REQUIRED WORK:
Give the material once more, word for word, without any images.

═════ AVAILABLE RECORDS ═════

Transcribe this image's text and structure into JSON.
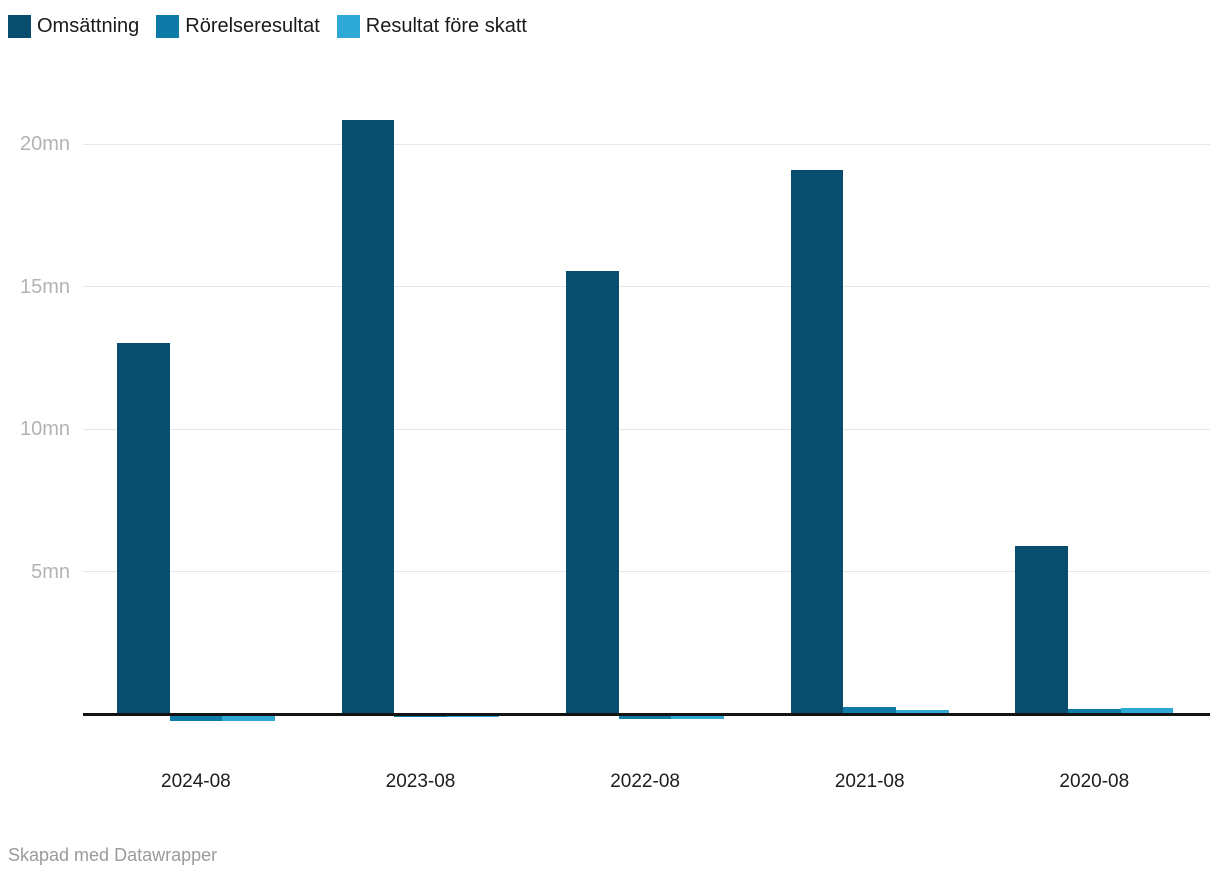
{
  "chart_data": {
    "type": "bar",
    "unit": "mn",
    "categories": [
      "2024-08",
      "2023-08",
      "2022-08",
      "2021-08",
      "2020-08"
    ],
    "series": [
      {
        "name": "Omsättning",
        "slug": "omsattning",
        "color": "#084d6e",
        "values": [
          13.0,
          20.8,
          15.5,
          19.05,
          5.85
        ]
      },
      {
        "name": "Rörelseresultat",
        "slug": "rorelseresultat",
        "color": "#0e7aa8",
        "values": [
          -0.26,
          -0.12,
          -0.18,
          0.2,
          0.13
        ]
      },
      {
        "name": "Resultat före skatt",
        "slug": "resultat-fore-skatt",
        "color": "#2ea9d6",
        "values": [
          -0.26,
          -0.12,
          -0.18,
          0.11,
          0.16
        ]
      }
    ],
    "yticks": [
      {
        "value": 5,
        "label": "5mn"
      },
      {
        "value": 10,
        "label": "10mn"
      },
      {
        "value": 15,
        "label": "15mn"
      },
      {
        "value": 20,
        "label": "20mn"
      }
    ],
    "ylim": [
      -0.9,
      21.7
    ],
    "grid": true,
    "legend_position": "top-left"
  },
  "footer": {
    "text": "Skapad med Datawrapper"
  },
  "colors": {
    "grid": "#e7e7e7",
    "axis_line": "#131313",
    "y_tick_label": "#b3b3b3",
    "x_tick_label": "#1d1d1d",
    "footer_text": "#9b9b9b",
    "background": "#ffffff"
  }
}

═════

ANSWER:
Transcribe this image's text and structure into JSON.
{
  "chart_data": {
    "type": "bar",
    "unit": "mn",
    "categories": [
      "2024-08",
      "2023-08",
      "2022-08",
      "2021-08",
      "2020-08"
    ],
    "series": [
      {
        "name": "Omsättning",
        "slug": "omsattning",
        "color": "#084d6e",
        "values": [
          13.0,
          20.8,
          15.5,
          19.05,
          5.85
        ]
      },
      {
        "name": "Rörelseresultat",
        "slug": "rorelseresultat",
        "color": "#0e7aa8",
        "values": [
          -0.26,
          -0.12,
          -0.18,
          0.2,
          0.13
        ]
      },
      {
        "name": "Resultat före skatt",
        "slug": "resultat-fore-skatt",
        "color": "#2ea9d6",
        "values": [
          -0.26,
          -0.12,
          -0.18,
          0.11,
          0.16
        ]
      }
    ],
    "yticks": [
      {
        "value": 5,
        "label": "5mn"
      },
      {
        "value": 10,
        "label": "10mn"
      },
      {
        "value": 15,
        "label": "15mn"
      },
      {
        "value": 20,
        "label": "20mn"
      }
    ],
    "ylim": [
      -0.9,
      21.7
    ],
    "grid": true,
    "legend_position": "top-left"
  },
  "footer": {
    "text": "Skapad med Datawrapper"
  },
  "colors": {
    "grid": "#e7e7e7",
    "axis_line": "#131313",
    "y_tick_label": "#b3b3b3",
    "x_tick_label": "#1d1d1d",
    "footer_text": "#9b9b9b",
    "background": "#ffffff"
  }
}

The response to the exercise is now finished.